**WRITTEN EXERCISE**
Quote all of the data that follows exactly as written, skipping the images.

— Start GIVEN RECORDS —

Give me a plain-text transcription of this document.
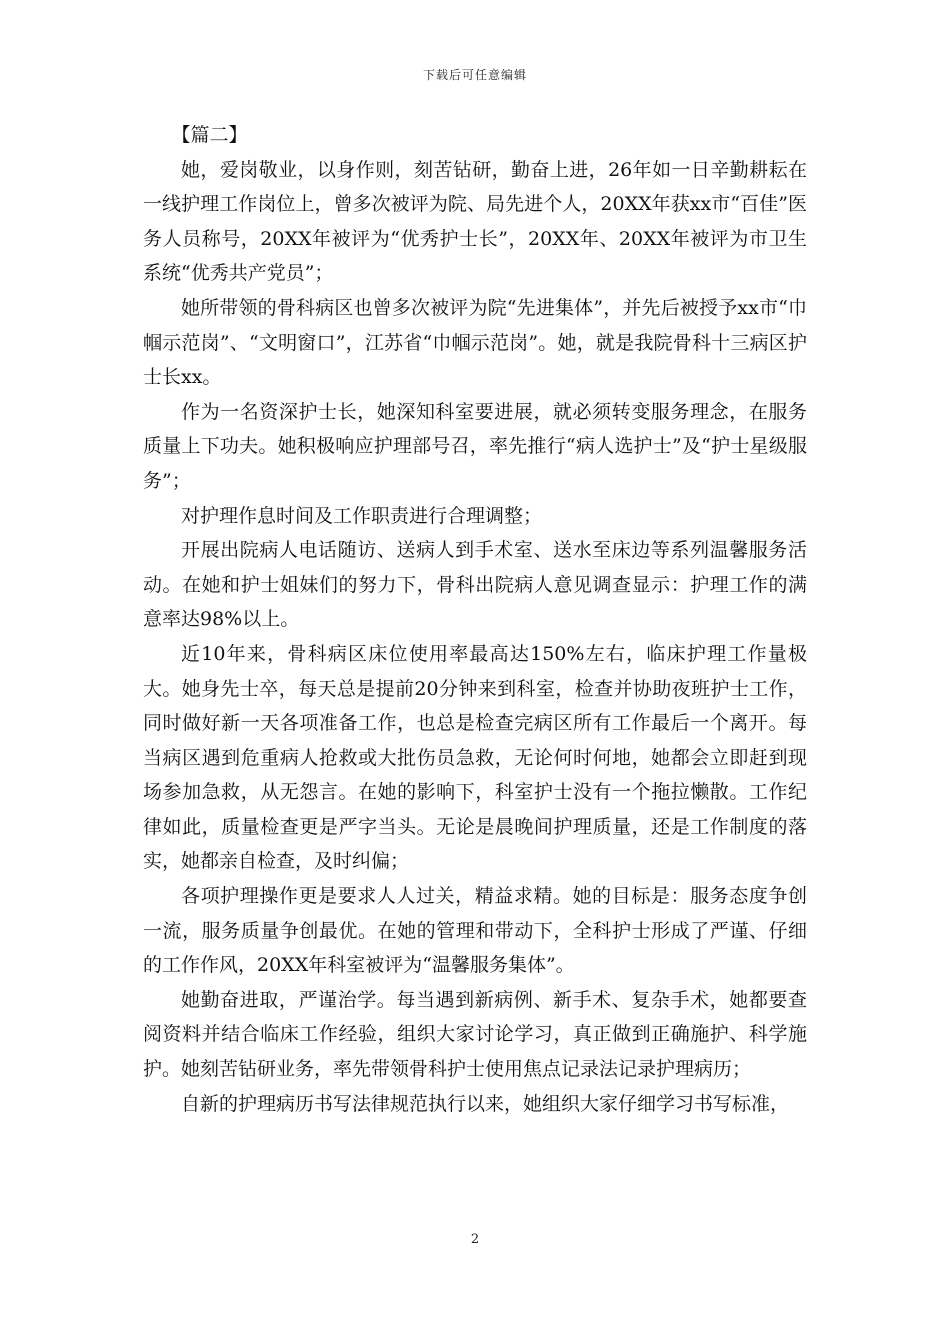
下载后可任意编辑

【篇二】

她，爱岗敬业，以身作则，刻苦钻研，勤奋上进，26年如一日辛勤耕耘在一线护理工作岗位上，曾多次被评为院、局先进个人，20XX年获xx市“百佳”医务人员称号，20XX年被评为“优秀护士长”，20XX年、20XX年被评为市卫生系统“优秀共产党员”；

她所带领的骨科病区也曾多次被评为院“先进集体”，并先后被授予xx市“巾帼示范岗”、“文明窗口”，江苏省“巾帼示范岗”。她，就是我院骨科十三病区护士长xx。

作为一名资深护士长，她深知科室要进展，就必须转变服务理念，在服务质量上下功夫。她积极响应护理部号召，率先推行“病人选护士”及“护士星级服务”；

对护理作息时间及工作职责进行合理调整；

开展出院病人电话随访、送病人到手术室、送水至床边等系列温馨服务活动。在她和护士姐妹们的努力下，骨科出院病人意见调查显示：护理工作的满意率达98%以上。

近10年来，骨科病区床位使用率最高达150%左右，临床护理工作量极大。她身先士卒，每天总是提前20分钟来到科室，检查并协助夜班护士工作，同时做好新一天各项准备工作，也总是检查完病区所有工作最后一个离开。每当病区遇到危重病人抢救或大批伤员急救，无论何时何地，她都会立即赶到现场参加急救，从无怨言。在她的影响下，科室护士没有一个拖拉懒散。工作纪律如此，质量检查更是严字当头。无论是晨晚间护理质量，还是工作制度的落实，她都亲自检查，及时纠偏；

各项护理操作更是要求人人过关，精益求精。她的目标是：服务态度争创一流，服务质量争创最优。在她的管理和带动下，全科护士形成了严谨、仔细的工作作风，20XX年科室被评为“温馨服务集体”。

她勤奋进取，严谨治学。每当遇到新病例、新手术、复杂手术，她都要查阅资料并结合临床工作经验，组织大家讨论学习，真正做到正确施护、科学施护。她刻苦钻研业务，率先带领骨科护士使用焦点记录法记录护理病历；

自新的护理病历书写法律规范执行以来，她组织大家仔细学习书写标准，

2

— End GIVEN RECORDS —

**EXPECTED OUTPUT**
Give me a plain-text transcription of this document.
下载后可任意编辑

【篇二】

她，爱岗敬业，以身作则，刻苦钻研，勤奋上进，26年如一日辛勤耕耘在一线护理工作岗位上，曾多次被评为院、局先进个人，20XX年获xx市“百佳”医务人员称号，20XX年被评为“优秀护士长”，20XX年、20XX年被评为市卫生系统“优秀共产党员”；

她所带领的骨科病区也曾多次被评为院“先进集体”，并先后被授予xx市“巾帼示范岗”、“文明窗口”，江苏省“巾帼示范岗”。她，就是我院骨科十三病区护士长xx。

作为一名资深护士长，她深知科室要进展，就必须转变服务理念，在服务质量上下功夫。她积极响应护理部号召，率先推行“病人选护士”及“护士星级服务”；

对护理作息时间及工作职责进行合理调整；

开展出院病人电话随访、送病人到手术室、送水至床边等系列温馨服务活动。在她和护士姐妹们的努力下，骨科出院病人意见调查显示：护理工作的满意率达98%以上。

近10年来，骨科病区床位使用率最高达150%左右，临床护理工作量极大。她身先士卒，每天总是提前20分钟来到科室，检查并协助夜班护士工作，同时做好新一天各项准备工作，也总是检查完病区所有工作最后一个离开。每当病区遇到危重病人抢救或大批伤员急救，无论何时何地，她都会立即赶到现场参加急救，从无怨言。在她的影响下，科室护士没有一个拖拉懒散。工作纪律如此，质量检查更是严字当头。无论是晨晚间护理质量，还是工作制度的落实，她都亲自检查，及时纠偏；

各项护理操作更是要求人人过关，精益求精。她的目标是：服务态度争创一流，服务质量争创最优。在她的管理和带动下，全科护士形成了严谨、仔细的工作作风，20XX年科室被评为“温馨服务集体”。

她勤奋进取，严谨治学。每当遇到新病例、新手术、复杂手术，她都要查阅资料并结合临床工作经验，组织大家讨论学习，真正做到正确施护、科学施护。她刻苦钻研业务，率先带领骨科护士使用焦点记录法记录护理病历；

自新的护理病历书写法律规范执行以来，她组织大家仔细学习书写标准，

2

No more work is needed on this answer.